===== DATA RECORDS =====

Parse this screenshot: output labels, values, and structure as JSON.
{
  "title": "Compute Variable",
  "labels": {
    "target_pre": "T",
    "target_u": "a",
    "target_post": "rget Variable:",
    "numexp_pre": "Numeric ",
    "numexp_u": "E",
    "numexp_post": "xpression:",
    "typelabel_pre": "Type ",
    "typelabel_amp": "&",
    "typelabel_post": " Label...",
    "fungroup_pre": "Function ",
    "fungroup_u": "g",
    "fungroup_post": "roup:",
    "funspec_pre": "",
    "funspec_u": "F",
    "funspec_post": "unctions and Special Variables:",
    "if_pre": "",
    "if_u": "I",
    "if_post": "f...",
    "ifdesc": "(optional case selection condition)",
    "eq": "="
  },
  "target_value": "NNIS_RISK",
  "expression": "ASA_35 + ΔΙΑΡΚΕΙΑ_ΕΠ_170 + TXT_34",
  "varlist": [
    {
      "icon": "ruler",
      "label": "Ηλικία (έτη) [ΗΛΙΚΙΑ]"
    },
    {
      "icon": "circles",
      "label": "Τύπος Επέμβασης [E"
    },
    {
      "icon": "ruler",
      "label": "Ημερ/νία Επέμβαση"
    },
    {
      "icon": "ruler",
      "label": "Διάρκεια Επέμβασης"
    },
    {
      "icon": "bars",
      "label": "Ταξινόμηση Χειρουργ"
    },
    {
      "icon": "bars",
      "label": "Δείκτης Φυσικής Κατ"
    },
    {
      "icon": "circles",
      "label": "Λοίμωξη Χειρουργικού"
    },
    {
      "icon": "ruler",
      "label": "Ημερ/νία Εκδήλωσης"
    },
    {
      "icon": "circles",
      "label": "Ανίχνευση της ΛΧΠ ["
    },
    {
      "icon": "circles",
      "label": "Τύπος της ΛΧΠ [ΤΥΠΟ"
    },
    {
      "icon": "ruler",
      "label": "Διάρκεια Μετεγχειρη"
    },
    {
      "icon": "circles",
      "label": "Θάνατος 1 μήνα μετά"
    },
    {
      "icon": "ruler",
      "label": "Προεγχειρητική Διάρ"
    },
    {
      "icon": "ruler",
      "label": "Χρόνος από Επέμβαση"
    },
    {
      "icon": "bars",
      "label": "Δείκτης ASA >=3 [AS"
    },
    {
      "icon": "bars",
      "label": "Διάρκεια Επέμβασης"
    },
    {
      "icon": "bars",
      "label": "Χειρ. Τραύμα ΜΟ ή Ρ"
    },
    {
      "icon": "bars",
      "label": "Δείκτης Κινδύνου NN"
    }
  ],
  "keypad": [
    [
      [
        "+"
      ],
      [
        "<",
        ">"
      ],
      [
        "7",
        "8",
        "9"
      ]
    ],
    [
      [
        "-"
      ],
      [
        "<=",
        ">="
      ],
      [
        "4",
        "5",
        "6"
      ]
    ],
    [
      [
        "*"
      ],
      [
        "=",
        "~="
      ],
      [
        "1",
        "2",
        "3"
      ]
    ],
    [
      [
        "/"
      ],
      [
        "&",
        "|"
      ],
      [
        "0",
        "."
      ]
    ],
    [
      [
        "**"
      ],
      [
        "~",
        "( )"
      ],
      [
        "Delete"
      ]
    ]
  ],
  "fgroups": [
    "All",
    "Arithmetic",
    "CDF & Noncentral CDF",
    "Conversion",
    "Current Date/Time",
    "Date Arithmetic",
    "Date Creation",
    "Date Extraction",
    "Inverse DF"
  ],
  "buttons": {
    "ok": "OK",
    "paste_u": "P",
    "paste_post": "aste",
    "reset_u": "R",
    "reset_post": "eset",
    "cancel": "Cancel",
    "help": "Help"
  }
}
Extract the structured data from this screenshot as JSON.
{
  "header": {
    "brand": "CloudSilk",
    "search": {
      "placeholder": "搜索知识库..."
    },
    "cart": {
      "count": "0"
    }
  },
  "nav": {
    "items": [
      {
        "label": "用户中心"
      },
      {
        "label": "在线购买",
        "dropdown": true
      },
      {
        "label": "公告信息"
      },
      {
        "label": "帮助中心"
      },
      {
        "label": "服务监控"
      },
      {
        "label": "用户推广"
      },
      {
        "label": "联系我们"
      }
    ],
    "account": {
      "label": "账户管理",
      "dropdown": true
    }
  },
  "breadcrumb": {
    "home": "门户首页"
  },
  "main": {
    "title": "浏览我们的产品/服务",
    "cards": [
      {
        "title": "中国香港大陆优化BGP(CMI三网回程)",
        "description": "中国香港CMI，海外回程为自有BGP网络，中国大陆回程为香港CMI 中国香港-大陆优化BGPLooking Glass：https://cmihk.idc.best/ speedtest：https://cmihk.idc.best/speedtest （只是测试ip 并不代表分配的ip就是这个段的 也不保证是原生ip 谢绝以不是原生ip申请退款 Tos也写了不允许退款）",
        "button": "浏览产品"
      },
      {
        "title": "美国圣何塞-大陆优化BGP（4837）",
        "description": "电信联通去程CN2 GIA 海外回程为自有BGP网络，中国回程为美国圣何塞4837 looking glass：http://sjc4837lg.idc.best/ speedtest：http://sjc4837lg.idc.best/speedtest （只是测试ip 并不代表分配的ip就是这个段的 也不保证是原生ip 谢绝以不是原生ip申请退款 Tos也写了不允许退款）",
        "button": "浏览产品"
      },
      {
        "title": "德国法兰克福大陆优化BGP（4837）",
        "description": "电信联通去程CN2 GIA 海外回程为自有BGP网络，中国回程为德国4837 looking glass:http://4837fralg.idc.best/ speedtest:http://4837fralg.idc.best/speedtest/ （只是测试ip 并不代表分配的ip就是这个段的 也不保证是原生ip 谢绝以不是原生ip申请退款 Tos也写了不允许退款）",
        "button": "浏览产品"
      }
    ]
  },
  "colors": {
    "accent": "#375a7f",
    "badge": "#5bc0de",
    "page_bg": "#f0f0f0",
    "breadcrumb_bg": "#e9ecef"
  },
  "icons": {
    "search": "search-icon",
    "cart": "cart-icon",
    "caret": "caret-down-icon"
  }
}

=====

WHAT TO DO
Pick out all the lines with the word "speedtest" in them and copy them.

EXERCISE ANSWER
        "description": "中国香港CMI，海外回程为自有BGP网络，中国大陆回程为香港CMI 中国香港-大陆优化BGPLooking Glass：https://cmihk.idc.best/ speedtest：https://cmihk.idc.best/speedtest （只是测试ip 并不代表分配的ip就是这个段的 也不保证是原生ip 谢绝以不是原生ip申请退款 Tos也写了不允许退款）",
        "description": "电信联通去程CN2 GIA 海外回程为自有BGP网络，中国回程为美国圣何塞4837 looking glass：http://sjc4837lg.idc.best/ speedtest：http://sjc4837lg.idc.best/speedtest （只是测试ip 并不代表分配的ip就是这个段的 也不保证是原生ip 谢绝以不是原生ip申请退款 Tos也写了不允许退款）",
        "description": "电信联通去程CN2 GIA 海外回程为自有BGP网络，中国回程为德国4837 looking glass:http://4837fralg.idc.best/ speedtest:http://4837fralg.idc.best/speedtest/ （只是测试ip 并不代表分配的ip就是这个段的 也不保证是原生ip 谢绝以不是原生ip申请退款 Tos也写了不允许退款）",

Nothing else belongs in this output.